**Goal of the exercise**:
Tally how many lines include "image". The number is the whole answer.

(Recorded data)
□ □ □
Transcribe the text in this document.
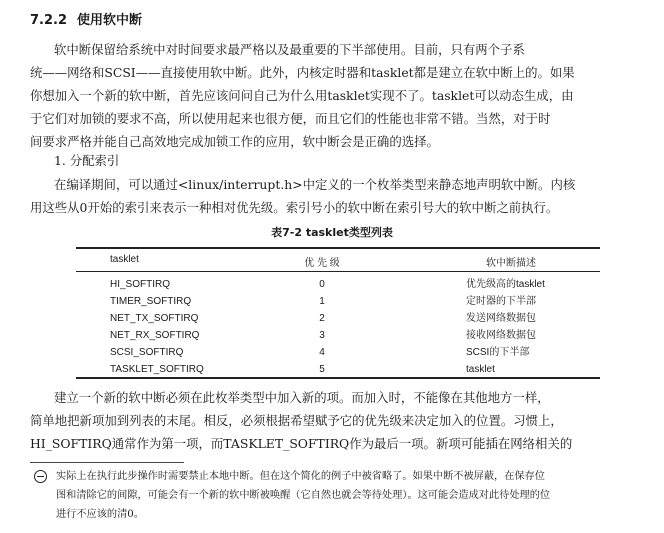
7.2.2 使用软中断
软中断保留给系统中对时间要求最严格以及最重要的下半部使用。目前，只有两个子系
统——网络和SCSI——直接使用软中断。此外，内核定时器和tasklet都是建立在软中断上的。如果
你想加入一个新的软中断，首先应该问问自己为什么用tasklet实现不了。tasklet可以动态生成，由
于它们对加锁的要求不高，所以使用起来也很方便，而且它们的性能也非常不错。当然，对于时
间要求严格并能自己高效地完成加锁工作的应用，软中断会是正确的选择。
1. 分配索引
在编译期间，可以通过<linux/interrupt.h>中定义的一个枚举类型来静态地声明软中断。内核
用这些从0开始的索引来表示一种相对优先级。索引号小的软中断在索引号大的软中断之前执行。
表7-2 tasklet类型列表
tasklet	优 先 级	软中断描述
HI_SOFTIRQ	0	优先级高的tasklet
TIMER_SOFTIRQ	1	定时器的下半部
NET_TX_SOFTIRQ	2	发送网络数据包
NET_RX_SOFTIRQ	3	接收网络数据包
SCSI_SOFTIRQ	4	SCSI的下半部
TASKLET_SOFTIRQ	5	tasklet
建立一个新的软中断必须在此枚举类型中加入新的项。而加入时，不能像在其他地方一样，
简单地把新项加到列表的末尾。相反，必须根据希望赋予它的优先级来决定加入的位置。习惯上，
HI_SOFTIRQ通常作为第一项，而TASKLET_SOFTIRQ作为最后一项。新项可能插在网络相关的
实际上在执行此步操作时需要禁止本地中断。但在这个简化的例子中被省略了。如果中断不被屏蔽，在保存位
图和清除它的间隙，可能会有一个新的软中断被唤醒（它自然也就会等待处理）。这可能会造成对此待处理的位
进行不应该的清0。
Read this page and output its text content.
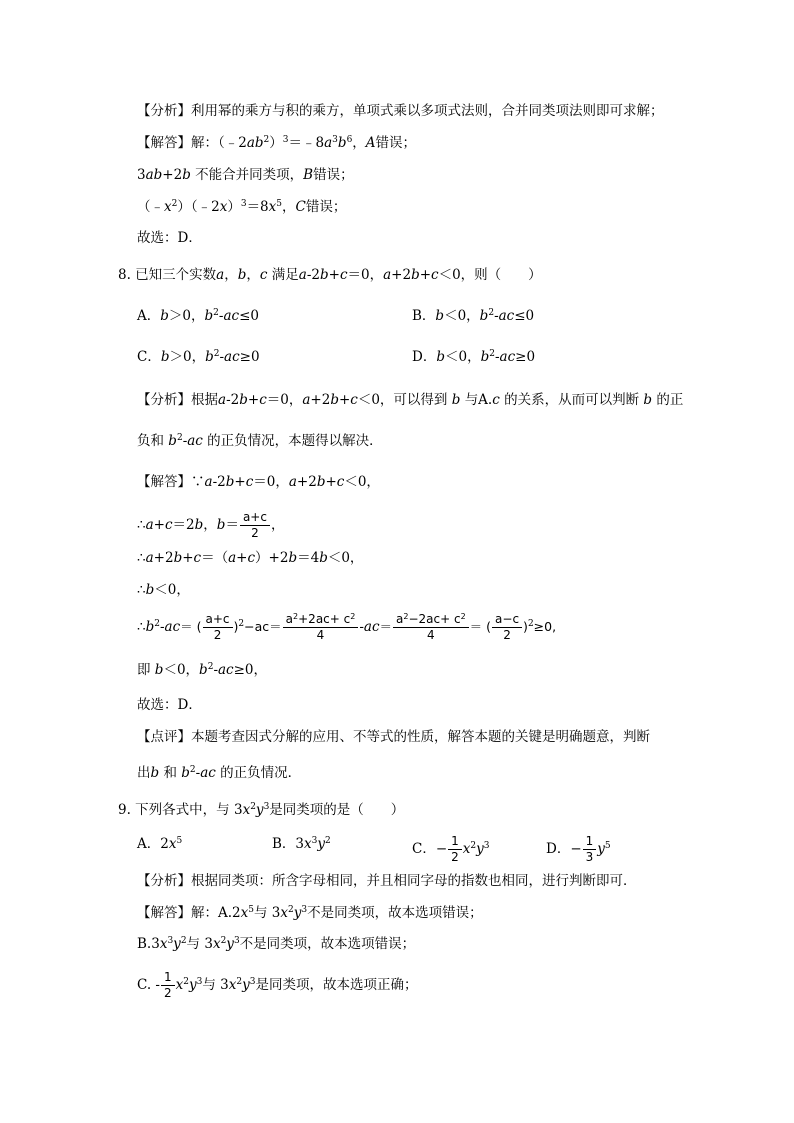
【分析】利用幂的乘方与积的乘方，单项式乘以多项式法则，合并同类项法则即可求解；
【解答】解：$(﹣2ab^2)^3=﹣8a^3b^6$，A错误；
3ab+2b 不能合并同类项，B错误；
$(﹣x^2)(﹣2x)^3=8x^5$，C错误；
故选：D．
8. 已知三个实数a，b，c 满足a-2b+c＝0，a+2b+c＜0，则（　　）
A．b＞0，$b^2-ac\le 0$	B．b＜0，$b^2-ac\le 0$
C．b＞0，$b^2-ac\ge 0$	D．b＜0，$b^2-ac\ge 0$
【分析】根据a-2b+c＝0，a+2b+c＜0，可以得到 b 与A.c 的关系，从而可以判断 b 的正
负和 $b^2-ac$ 的正负情况，本题得以解决．
【解答】∵a-2b+c＝0，a+2b+c＜0，
∴a+c＝2b，$b= \frac{a+c}{2}$ ，
∴a+2b+c＝（a+c）+2b＝4b＜0，
∴b＜0，
$\therefore b^2-ac=$ ( $\frac{a+c}{2} )^2-ac= \frac{a^2+2ac+ c^2}{4} -ac= \frac{a^2-2ac+ c^2}{4}$ ＝ ( $\frac{a-c}{2} )^2\ge 0$,
即 b＜0，$b^2-ac\ge 0$，
故选：D．
【点评】本题考查因式分解的应用、不等式的性质，解答本题的关键是明确题意，判断
出b 和 $b^2-ac$ 的正负情况．
9. 下列各式中，与 $3x^2y^3$是同类项的是（　　）
A．$2x^5$	B．$3x^3y^2$	C．− $\frac{1}{2} x^2y^3$	D．− $\frac{1}{3} y^5$
【分析】根据同类项：所含字母相同，并且相同字母的指数也相同，进行判断即可．
【解答】解：$A.2x^5$与 $3x^2y^3$不是同类项，故本选项错误；
$B.3x^3y^2$与 $3x^2y^3$不是同类项，故本选项错误；
C. - $\frac{1}{2} x^2y^3$与 $3x^2y^3$是同类项，故本选项正确；
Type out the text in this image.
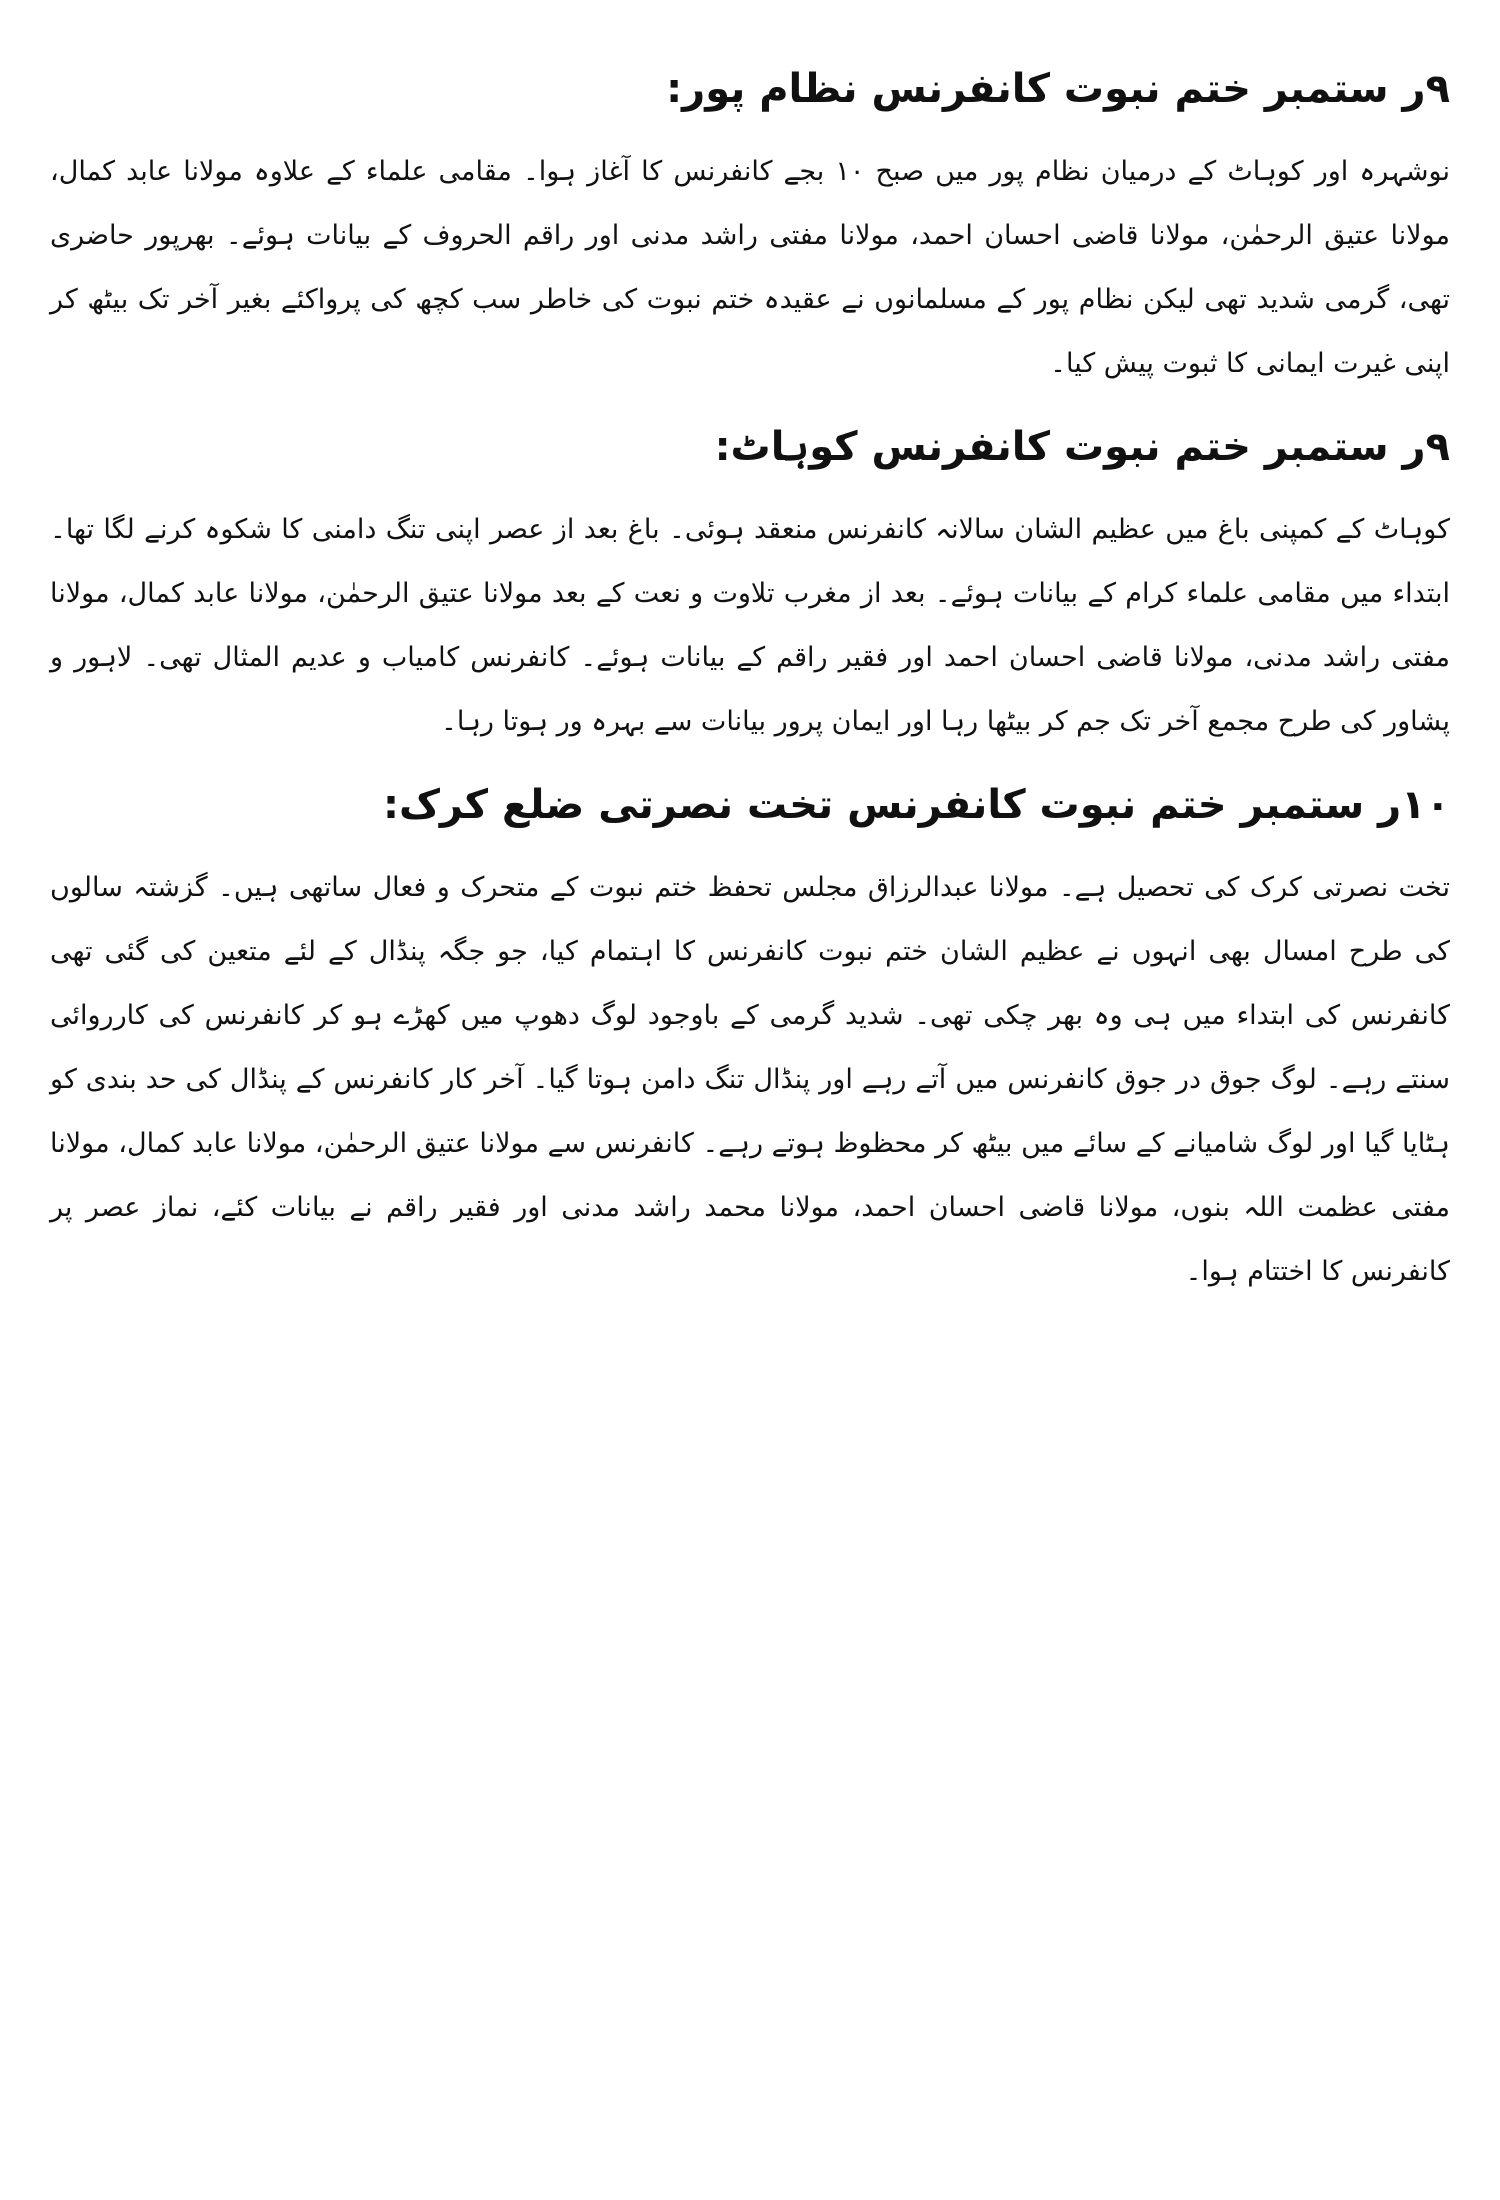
۹ر ستمبر ختم نبوت کانفرنس نظام پور:

نوشہرہ اور کوہاٹ کے درمیان نظام پور میں صبح ۱۰ بجے کانفرنس کا آغاز ہوا۔ مقامی علماء کے علاوہ مولانا عابد کمال، مولانا عتیق الرحمٰن، مولانا قاضی احسان احمد، مولانا مفتی راشد مدنی اور راقم الحروف کے بیانات ہوئے۔ بھرپور حاضری تھی، گرمی شدید تھی لیکن نظام پور کے مسلمانوں نے عقیدہ ختم نبوت کی خاطر سب کچھ کی پرواکئے بغیر آخر تک بیٹھ کر اپنی غیرت ایمانی کا ثبوت پیش کیا۔

۹ر ستمبر ختم نبوت کانفرنس کوہاٹ:

کوہاٹ کے کمپنی باغ میں عظیم الشان سالانہ کانفرنس منعقد ہوئی۔ باغ بعد از عصر اپنی تنگ دامنی کا شکوہ کرنے لگا تھا۔ ابتداء میں مقامی علماء کرام کے بیانات ہوئے۔ بعد از مغرب تلاوت و نعت کے بعد مولانا عتیق الرحمٰن، مولانا عابد کمال، مولانا مفتی راشد مدنی، مولانا قاضی احسان احمد اور فقیر راقم کے بیانات ہوئے۔ کانفرنس کامیاب و عدیم المثال تھی۔ لاہور و پشاور کی طرح مجمع آخر تک جم کر بیٹھا رہا اور ایمان پرور بیانات سے بہرہ ور ہوتا رہا۔

۱۰ر ستمبر ختم نبوت کانفرنس تخت نصرتی ضلع کرک:

تخت نصرتی کرک کی تحصیل ہے۔ مولانا عبدالرزاق مجلس تحفظ ختم نبوت کے متحرک و فعال ساتھی ہیں۔ گزشتہ سالوں کی طرح امسال بھی انہوں نے عظیم الشان ختم نبوت کانفرنس کا اہتمام کیا، جو جگہ پنڈال کے لئے متعین کی گئی تھی کانفرنس کی ابتداء میں ہی وہ بھر چکی تھی۔ شدید گرمی کے باوجود لوگ دھوپ میں کھڑے ہو کر کانفرنس کی کارروائی سنتے رہے۔ لوگ جوق در جوق کانفرنس میں آتے رہے اور پنڈال تنگ دامن ہوتا گیا۔ آخر کار کانفرنس کے پنڈال کی حد بندی کو ہٹایا گیا اور لوگ شامیانے کے سائے میں بیٹھ کر محظوظ ہوتے رہے۔ کانفرنس سے مولانا عتیق الرحمٰن، مولانا عابد کمال، مولانا مفتی عظمت اللہ بنوں، مولانا قاضی احسان احمد، مولانا محمد راشد مدنی اور فقیر راقم نے بیانات کئے، نماز عصر پر کانفرنس کا اختتام ہوا۔
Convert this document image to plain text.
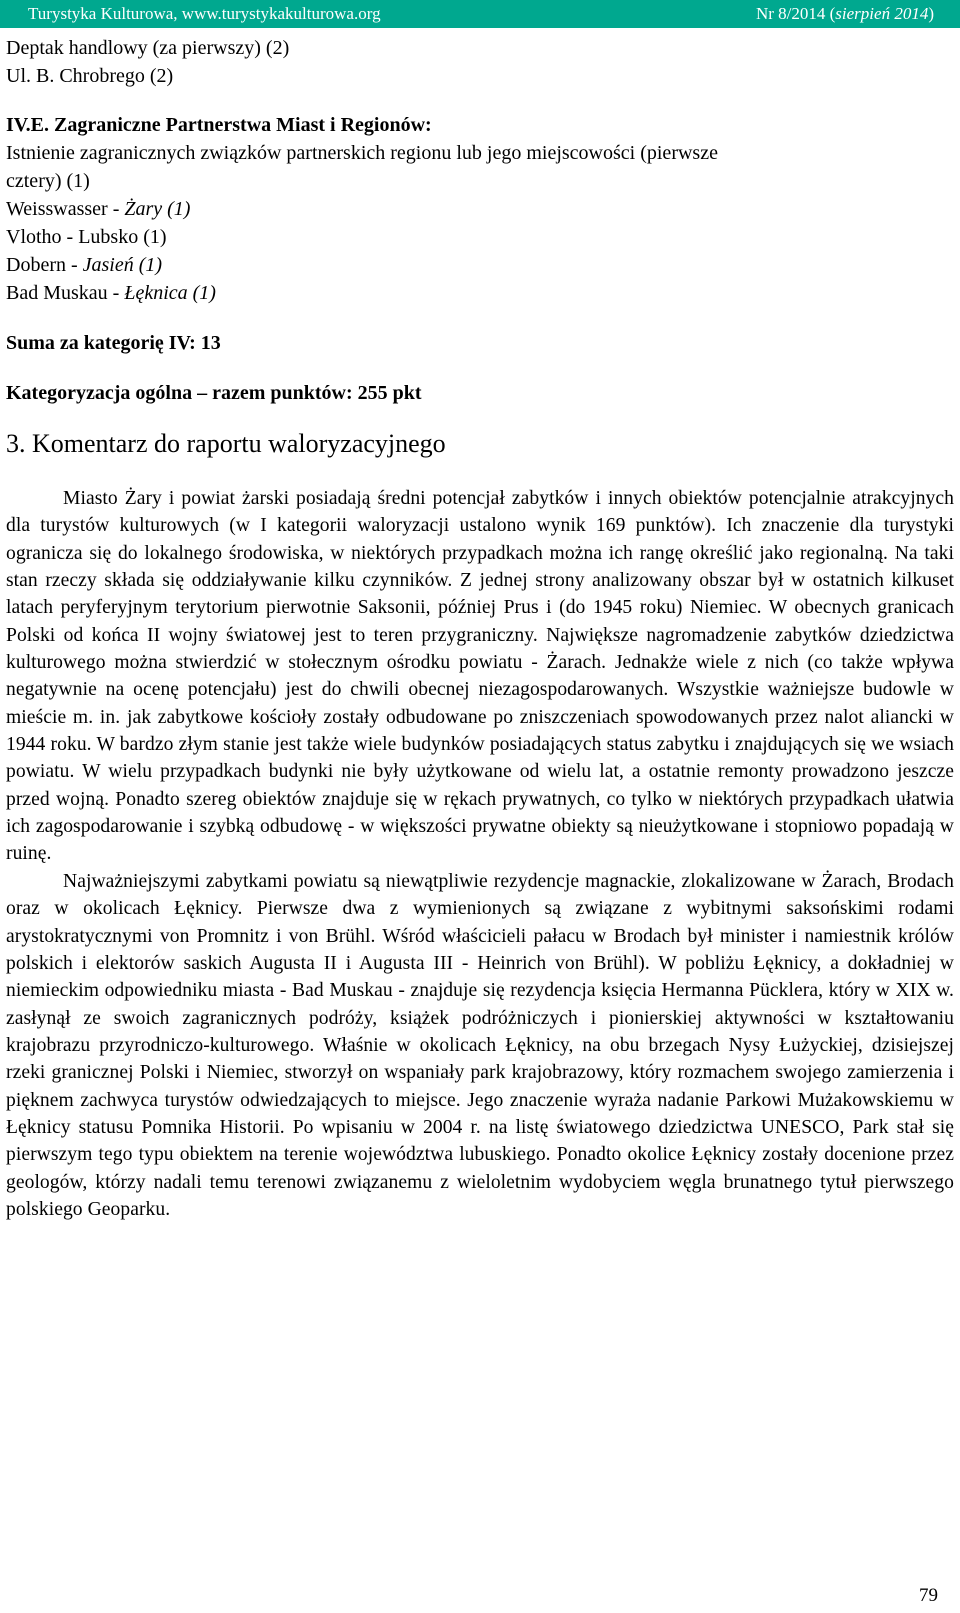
Turystyka Kulturowa, www.turystykakulturowa.org	Nr 8/2014 (sierpień 2014)
Deptak handlowy (za pierwszy) (2)
Ul. B. Chrobrego (2)
IV.E. Zagraniczne Partnerstwa Miast i Regionów:
Istnienie zagranicznych związków partnerskich regionu lub jego miejscowości (pierwsze
cztery) (1)
Weisswasser - Żary (1)
Vlotho - Lubsko (1)
Dobern - Jasień (1)
Bad Muskau - Łęknica (1)
Suma za kategorię IV: 13
Kategoryzacja ogólna – razem punktów: 255 pkt
3. Komentarz do raportu waloryzacyjnego

Miasto Żary i powiat żarski posiadają średni potencjał zabytków i innych obiektów potencjalnie atrakcyjnych dla turystów kulturowych (w I kategorii waloryzacji ustalono wynik 169 punktów). Ich znaczenie dla turystyki ogranicza się do lokalnego środowiska, w niektórych przypadkach można ich rangę określić jako regionalną. Na taki stan rzeczy składa się oddziaływanie kilku czynników. Z jednej strony analizowany obszar był w ostatnich kilkuset latach peryferyjnym terytorium pierwotnie Saksonii, później Prus i (do 1945 roku) Niemiec. W obecnych granicach Polski od końca II wojny światowej jest to teren przygraniczny. Największe nagromadzenie zabytków dziedzictwa kulturowego można stwierdzić w stołecznym ośrodku powiatu - Żarach. Jednakże wiele z nich (co także wpływa negatywnie na ocenę potencjału) jest do chwili obecnej niezagospodarowanych. Wszystkie ważniejsze budowle w mieście m. in. jak zabytkowe kościoły zostały odbudowane po zniszczeniach spowodowanych przez nalot aliancki w 1944 roku. W bardzo złym stanie jest także wiele budynków posiadających status zabytku i znajdujących się we wsiach powiatu. W wielu przypadkach budynki nie były użytkowane od wielu lat, a ostatnie remonty prowadzono jeszcze przed wojną. Ponadto szereg obiektów znajduje się w rękach prywatnych, co tylko w niektórych przypadkach ułatwia ich zagospodarowanie i szybką odbudowę - w większości prywatne obiekty są nieużytkowane i stopniowo popadają w ruinę.

Najważniejszymi zabytkami powiatu są niewątpliwie rezydencje magnackie, zlokalizowane w Żarach, Brodach oraz w okolicach Łęknicy. Pierwsze dwa z wymienionych są związane z wybitnymi saksońskimi rodami arystokratycznymi von Promnitz i von Brühl. Wśród właścicieli pałacu w Brodach był minister i namiestnik królów polskich i elektorów saskich Augusta II i Augusta III - Heinrich von Brühl). W pobliżu Łęknicy, a dokładniej w niemieckim odpowiedniku miasta - Bad Muskau - znajduje się rezydencja księcia Hermanna Pücklera, który w XIX w. zasłynął ze swoich zagranicznych podróży, książek podróżniczych i pionierskiej aktywności w kształtowaniu krajobrazu przyrodniczo-kulturowego. Właśnie w okolicach Łęknicy, na obu brzegach Nysy Łużyckiej, dzisiejszej rzeki granicznej Polski i Niemiec, stworzył on wspaniały park krajobrazowy, który rozmachem swojego zamierzenia i pięknem zachwyca turystów odwiedzających to miejsce. Jego znaczenie wyraża nadanie Parkowi Mużakowskiemu w Łęknicy statusu Pomnika Historii. Po wpisaniu w 2004 r. na listę światowego dziedzictwa UNESCO, Park stał się pierwszym tego typu obiektem na terenie województwa lubuskiego. Ponadto okolice Łęknicy zostały docenione przez geologów, którzy nadali temu terenowi związanemu z wieloletnim wydobyciem węgla brunatnego tytuł pierwszego polskiego Geoparku.

79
□ □ □
**Finished answer**:
2